> [Exercise directions]
Compile every line that includes the word "Move".

> [Raw records]
▶

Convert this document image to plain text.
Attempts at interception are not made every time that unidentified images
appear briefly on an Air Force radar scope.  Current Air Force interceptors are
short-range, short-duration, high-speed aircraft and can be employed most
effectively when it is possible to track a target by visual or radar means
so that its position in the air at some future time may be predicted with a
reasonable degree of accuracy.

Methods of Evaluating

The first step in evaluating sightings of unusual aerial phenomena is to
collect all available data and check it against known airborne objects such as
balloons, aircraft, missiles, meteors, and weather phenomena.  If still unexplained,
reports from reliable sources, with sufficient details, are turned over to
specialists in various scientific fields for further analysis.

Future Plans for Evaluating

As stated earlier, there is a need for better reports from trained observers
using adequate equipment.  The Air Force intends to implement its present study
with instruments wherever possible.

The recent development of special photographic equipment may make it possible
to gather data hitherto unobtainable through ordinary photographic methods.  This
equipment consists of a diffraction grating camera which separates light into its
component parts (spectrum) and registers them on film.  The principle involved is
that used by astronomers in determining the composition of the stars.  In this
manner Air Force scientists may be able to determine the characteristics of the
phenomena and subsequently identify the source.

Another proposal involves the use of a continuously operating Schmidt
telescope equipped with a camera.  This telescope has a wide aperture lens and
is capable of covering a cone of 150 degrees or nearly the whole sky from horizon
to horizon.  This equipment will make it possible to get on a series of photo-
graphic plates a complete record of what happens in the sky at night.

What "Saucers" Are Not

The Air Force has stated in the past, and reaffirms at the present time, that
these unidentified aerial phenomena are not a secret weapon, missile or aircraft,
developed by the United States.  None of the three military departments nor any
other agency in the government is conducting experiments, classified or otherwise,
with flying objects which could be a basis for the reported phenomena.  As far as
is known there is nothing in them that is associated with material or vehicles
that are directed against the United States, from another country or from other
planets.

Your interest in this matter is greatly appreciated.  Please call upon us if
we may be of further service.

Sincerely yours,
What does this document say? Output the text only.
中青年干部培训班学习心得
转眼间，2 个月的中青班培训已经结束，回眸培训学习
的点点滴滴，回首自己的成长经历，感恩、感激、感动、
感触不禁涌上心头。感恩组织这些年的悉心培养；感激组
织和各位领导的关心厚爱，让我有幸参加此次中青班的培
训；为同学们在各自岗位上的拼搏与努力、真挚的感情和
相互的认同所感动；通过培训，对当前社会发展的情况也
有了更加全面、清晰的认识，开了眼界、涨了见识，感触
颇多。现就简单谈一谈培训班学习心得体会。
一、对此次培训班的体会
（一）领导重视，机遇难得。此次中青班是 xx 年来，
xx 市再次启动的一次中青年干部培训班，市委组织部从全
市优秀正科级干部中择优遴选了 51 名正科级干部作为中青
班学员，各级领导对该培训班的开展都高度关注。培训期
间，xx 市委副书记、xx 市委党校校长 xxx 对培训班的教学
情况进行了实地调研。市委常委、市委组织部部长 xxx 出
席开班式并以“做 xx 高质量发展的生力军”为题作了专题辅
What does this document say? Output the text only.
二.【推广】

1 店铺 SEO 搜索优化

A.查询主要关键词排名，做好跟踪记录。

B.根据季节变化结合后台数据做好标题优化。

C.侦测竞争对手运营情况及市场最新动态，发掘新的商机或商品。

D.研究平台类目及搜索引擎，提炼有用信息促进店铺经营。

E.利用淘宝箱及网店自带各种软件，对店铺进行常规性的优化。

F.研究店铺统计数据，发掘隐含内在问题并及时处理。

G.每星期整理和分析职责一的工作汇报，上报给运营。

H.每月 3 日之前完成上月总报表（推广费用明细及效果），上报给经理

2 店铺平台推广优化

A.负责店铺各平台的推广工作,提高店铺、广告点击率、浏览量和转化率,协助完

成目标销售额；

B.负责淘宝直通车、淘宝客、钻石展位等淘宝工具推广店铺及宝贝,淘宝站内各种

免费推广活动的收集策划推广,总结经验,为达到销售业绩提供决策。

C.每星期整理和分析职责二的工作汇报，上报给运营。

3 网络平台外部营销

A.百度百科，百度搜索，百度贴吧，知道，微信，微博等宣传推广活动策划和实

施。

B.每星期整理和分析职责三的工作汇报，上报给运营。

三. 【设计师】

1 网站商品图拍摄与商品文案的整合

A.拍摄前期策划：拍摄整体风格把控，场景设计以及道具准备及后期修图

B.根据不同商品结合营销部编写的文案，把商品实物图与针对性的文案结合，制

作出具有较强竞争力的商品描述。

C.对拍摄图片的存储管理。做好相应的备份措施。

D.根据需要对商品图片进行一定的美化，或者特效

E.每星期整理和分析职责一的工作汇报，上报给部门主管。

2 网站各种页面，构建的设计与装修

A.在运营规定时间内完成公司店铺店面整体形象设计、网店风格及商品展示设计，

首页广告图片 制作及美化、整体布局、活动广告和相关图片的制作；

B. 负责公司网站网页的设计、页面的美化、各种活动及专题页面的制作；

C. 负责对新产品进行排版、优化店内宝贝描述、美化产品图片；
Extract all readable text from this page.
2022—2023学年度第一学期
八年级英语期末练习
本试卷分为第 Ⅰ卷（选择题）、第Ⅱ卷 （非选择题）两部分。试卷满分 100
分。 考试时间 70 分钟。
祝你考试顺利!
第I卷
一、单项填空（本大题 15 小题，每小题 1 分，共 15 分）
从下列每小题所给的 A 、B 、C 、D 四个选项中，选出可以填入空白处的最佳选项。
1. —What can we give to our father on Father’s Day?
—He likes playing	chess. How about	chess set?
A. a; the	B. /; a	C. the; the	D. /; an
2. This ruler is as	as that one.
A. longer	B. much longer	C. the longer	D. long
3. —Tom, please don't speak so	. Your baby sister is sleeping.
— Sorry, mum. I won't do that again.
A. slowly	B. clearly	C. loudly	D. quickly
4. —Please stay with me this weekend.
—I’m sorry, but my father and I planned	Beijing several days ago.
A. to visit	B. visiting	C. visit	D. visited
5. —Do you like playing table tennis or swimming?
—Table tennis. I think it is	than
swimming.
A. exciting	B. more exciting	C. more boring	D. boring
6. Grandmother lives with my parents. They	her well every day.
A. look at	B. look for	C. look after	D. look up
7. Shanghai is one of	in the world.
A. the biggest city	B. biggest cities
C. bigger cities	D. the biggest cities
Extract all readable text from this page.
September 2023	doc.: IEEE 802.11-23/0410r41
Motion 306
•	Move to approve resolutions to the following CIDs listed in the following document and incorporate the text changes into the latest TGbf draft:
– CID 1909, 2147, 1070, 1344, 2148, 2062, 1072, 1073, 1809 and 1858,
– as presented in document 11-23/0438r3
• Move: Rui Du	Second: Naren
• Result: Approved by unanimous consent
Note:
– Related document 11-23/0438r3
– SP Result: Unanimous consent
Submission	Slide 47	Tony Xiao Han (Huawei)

◀

> [Task solution]
•	Move to approve resolutions to the following CIDs listed in the following document and incorporate the text changes into the latest TGbf draft:
• Move: Rui Du	Second: Naren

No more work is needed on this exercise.